## To do
From the listing below, return each line that includes "verified".
— Start of Records for this exercise —
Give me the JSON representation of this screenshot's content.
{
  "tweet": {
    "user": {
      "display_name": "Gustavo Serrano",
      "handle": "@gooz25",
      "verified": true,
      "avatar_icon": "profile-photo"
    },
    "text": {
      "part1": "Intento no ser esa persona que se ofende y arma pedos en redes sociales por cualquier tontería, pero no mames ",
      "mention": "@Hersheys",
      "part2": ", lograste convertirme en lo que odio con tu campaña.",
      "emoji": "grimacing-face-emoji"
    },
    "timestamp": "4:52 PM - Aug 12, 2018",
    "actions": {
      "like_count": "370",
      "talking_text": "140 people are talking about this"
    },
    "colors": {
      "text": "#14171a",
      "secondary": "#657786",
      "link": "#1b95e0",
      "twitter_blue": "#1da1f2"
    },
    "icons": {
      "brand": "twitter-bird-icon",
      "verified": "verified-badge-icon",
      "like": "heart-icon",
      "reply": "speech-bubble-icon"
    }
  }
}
— End of Records for this exercise —
— Start of Records for this exercise —
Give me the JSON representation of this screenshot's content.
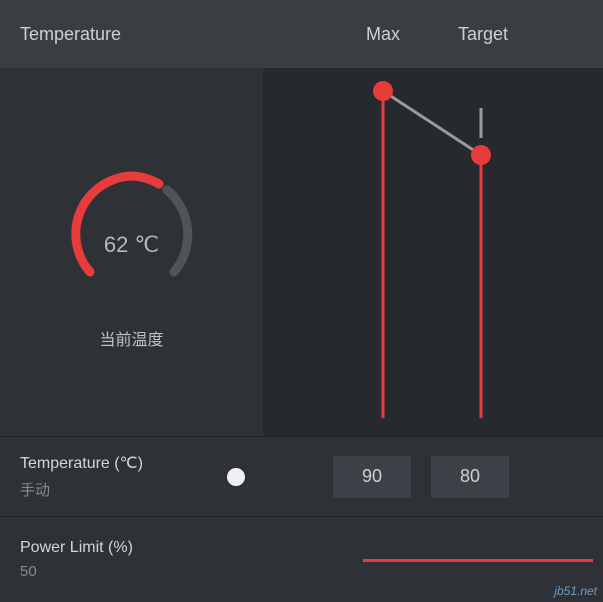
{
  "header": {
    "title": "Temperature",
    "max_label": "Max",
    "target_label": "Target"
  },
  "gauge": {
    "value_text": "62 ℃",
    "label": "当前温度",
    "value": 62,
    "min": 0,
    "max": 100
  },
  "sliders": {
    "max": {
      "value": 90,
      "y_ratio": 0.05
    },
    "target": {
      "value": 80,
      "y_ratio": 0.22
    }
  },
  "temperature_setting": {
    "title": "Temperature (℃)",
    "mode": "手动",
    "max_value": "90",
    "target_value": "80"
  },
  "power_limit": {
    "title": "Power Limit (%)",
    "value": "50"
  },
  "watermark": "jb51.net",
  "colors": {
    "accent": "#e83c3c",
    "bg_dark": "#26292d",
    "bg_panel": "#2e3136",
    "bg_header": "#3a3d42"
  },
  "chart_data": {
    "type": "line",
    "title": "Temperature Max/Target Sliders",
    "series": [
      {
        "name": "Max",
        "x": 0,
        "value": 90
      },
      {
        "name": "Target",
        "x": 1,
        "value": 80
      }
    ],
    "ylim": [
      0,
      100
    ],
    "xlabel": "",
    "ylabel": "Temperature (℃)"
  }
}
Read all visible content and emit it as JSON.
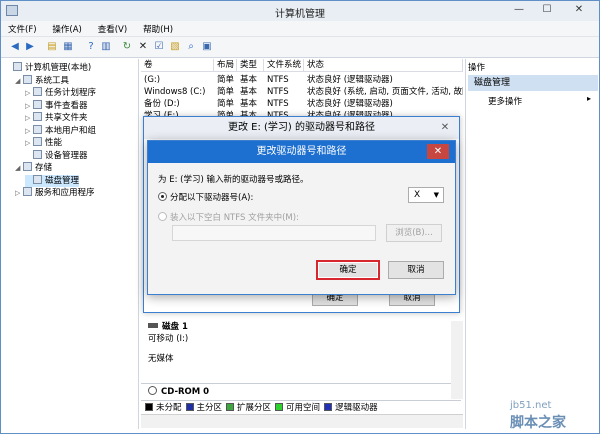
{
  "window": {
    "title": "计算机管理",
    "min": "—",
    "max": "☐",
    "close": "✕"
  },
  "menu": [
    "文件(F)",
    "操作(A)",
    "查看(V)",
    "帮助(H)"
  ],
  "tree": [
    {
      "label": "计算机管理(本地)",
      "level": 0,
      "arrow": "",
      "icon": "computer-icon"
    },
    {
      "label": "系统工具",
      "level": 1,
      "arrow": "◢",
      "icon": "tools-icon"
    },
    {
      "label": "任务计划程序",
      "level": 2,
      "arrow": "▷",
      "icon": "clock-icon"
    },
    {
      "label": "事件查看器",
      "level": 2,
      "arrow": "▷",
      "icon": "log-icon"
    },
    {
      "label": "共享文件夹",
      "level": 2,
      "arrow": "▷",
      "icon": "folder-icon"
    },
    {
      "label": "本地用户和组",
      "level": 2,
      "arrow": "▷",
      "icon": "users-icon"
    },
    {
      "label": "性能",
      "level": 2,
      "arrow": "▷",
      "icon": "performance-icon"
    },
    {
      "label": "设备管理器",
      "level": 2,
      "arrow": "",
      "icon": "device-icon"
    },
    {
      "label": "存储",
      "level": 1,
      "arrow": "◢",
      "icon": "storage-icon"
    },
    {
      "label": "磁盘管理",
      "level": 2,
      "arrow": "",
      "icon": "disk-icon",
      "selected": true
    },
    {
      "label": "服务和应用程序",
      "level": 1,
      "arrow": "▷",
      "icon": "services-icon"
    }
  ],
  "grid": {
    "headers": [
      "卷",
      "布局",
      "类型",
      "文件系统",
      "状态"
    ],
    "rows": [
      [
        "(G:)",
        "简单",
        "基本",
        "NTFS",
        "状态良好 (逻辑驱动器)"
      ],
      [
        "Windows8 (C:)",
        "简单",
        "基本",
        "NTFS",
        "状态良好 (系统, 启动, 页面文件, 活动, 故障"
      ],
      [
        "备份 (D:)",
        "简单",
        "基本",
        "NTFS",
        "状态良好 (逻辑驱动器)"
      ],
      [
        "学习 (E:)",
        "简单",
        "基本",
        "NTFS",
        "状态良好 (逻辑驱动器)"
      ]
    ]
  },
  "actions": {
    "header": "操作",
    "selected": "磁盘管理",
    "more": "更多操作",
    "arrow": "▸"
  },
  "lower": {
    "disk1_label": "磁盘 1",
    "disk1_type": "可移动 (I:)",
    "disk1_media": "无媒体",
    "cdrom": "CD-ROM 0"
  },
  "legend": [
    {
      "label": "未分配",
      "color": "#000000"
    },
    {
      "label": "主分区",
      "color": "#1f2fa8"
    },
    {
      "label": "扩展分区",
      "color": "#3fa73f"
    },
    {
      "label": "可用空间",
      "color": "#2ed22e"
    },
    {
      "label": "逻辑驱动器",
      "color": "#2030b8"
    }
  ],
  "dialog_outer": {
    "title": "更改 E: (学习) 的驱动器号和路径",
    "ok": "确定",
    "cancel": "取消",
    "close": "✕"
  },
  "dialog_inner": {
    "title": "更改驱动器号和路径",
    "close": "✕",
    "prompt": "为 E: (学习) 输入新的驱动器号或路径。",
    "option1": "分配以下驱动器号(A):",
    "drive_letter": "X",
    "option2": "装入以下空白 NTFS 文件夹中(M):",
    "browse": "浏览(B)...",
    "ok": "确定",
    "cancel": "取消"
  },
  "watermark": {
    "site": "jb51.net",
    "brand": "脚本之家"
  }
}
— End of Records for this exercise —
## Reply to the exercise
      "verified": true,
      "verified": "verified-badge-icon",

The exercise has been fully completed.